### Goal of the exercise
In your copy, repeat the records exactly and leave out the pictures.

### Provided entries
====================
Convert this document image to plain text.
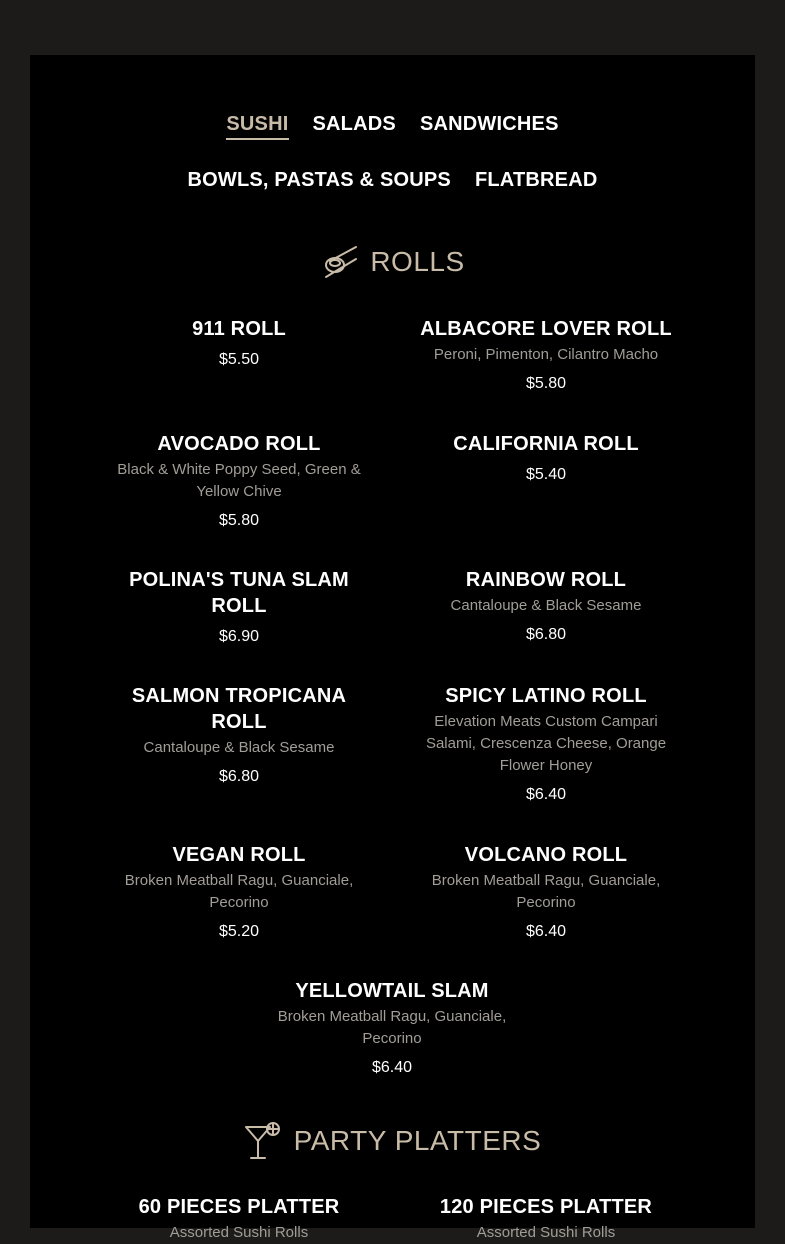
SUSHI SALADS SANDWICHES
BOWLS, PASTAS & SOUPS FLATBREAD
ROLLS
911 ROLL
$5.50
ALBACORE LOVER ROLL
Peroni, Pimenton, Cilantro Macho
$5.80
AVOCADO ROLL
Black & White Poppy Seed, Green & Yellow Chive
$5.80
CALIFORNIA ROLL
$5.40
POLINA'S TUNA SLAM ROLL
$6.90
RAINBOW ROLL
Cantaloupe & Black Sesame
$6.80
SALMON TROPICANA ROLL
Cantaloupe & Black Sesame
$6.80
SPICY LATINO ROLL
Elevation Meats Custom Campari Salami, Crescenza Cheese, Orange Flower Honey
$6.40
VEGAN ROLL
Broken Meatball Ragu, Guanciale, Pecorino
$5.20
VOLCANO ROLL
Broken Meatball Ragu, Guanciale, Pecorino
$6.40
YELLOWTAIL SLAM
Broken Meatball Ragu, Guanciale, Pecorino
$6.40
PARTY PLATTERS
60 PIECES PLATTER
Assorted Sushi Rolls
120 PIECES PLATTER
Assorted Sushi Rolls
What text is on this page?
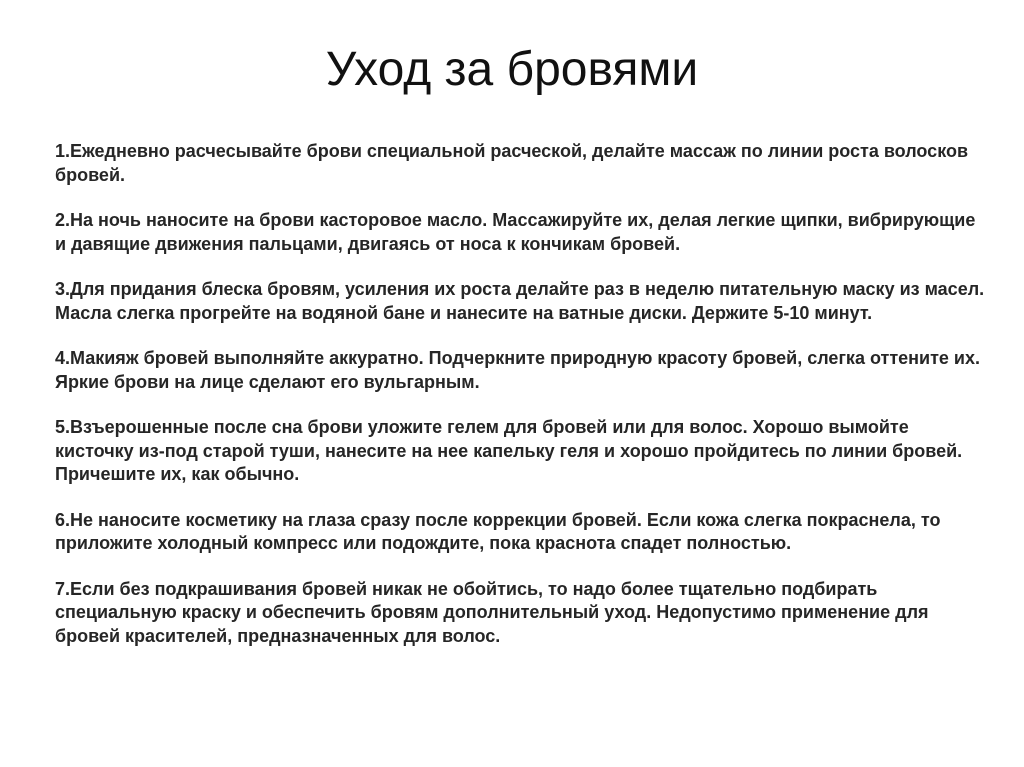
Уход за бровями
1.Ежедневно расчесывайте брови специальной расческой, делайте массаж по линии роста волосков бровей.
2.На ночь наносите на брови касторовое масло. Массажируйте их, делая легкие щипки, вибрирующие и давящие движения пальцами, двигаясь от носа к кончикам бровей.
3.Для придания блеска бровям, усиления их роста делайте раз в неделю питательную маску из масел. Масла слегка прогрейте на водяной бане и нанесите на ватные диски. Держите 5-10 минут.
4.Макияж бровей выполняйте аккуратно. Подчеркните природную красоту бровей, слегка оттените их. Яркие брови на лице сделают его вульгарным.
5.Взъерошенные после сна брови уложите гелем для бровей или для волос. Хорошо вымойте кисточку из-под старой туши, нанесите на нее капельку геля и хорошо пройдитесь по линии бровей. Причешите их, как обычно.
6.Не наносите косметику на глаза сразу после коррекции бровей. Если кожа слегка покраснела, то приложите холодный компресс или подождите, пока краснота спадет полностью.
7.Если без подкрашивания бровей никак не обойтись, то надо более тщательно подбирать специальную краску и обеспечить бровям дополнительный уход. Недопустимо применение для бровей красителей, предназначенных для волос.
====================
### Solution for this problem
Convert this document image to plain text.
SUSHI SALADS SANDWICHES
BOWLS, PASTAS & SOUPS FLATBREAD
ROLLS
911 ROLL
$5.50
ALBACORE LOVER ROLL
Peroni, Pimenton, Cilantro Macho
$5.80
AVOCADO ROLL
Black & White Poppy Seed, Green & Yellow Chive
$5.80
CALIFORNIA ROLL
$5.40
POLINA'S TUNA SLAM ROLL
$6.90
RAINBOW ROLL
Cantaloupe & Black Sesame
$6.80
SALMON TROPICANA ROLL
Cantaloupe & Black Sesame
$6.80
SPICY LATINO ROLL
Elevation Meats Custom Campari Salami, Crescenza Cheese, Orange Flower Honey
$6.40
VEGAN ROLL
Broken Meatball Ragu, Guanciale, Pecorino
$5.20
VOLCANO ROLL
Broken Meatball Ragu, Guanciale, Pecorino
$6.40
YELLOWTAIL SLAM
Broken Meatball Ragu, Guanciale, Pecorino
$6.40
PARTY PLATTERS
60 PIECES PLATTER
Assorted Sushi Rolls
120 PIECES PLATTER
Assorted Sushi Rolls
What text is on this page?
Уход за бровями
1.Ежедневно расчесывайте брови специальной расческой, делайте массаж по линии роста волосков бровей.
2.На ночь наносите на брови касторовое масло. Массажируйте их, делая легкие щипки, вибрирующие и давящие движения пальцами, двигаясь от носа к кончикам бровей.
3.Для придания блеска бровям, усиления их роста делайте раз в неделю питательную маску из масел. Масла слегка прогрейте на водяной бане и нанесите на ватные диски. Держите 5-10 минут.
4.Макияж бровей выполняйте аккуратно. Подчеркните природную красоту бровей, слегка оттените их. Яркие брови на лице сделают его вульгарным.
5.Взъерошенные после сна брови уложите гелем для бровей или для волос. Хорошо вымойте кисточку из-под старой туши, нанесите на нее капельку геля и хорошо пройдитесь по линии бровей. Причешите их, как обычно.
6.Не наносите косметику на глаза сразу после коррекции бровей. Если кожа слегка покраснела, то приложите холодный компресс или подождите, пока краснота спадет полностью.
7.Если без подкрашивания бровей никак не обойтись, то надо более тщательно подбирать специальную краску и обеспечить бровям дополнительный уход. Недопустимо применение для бровей красителей, предназначенных для волос.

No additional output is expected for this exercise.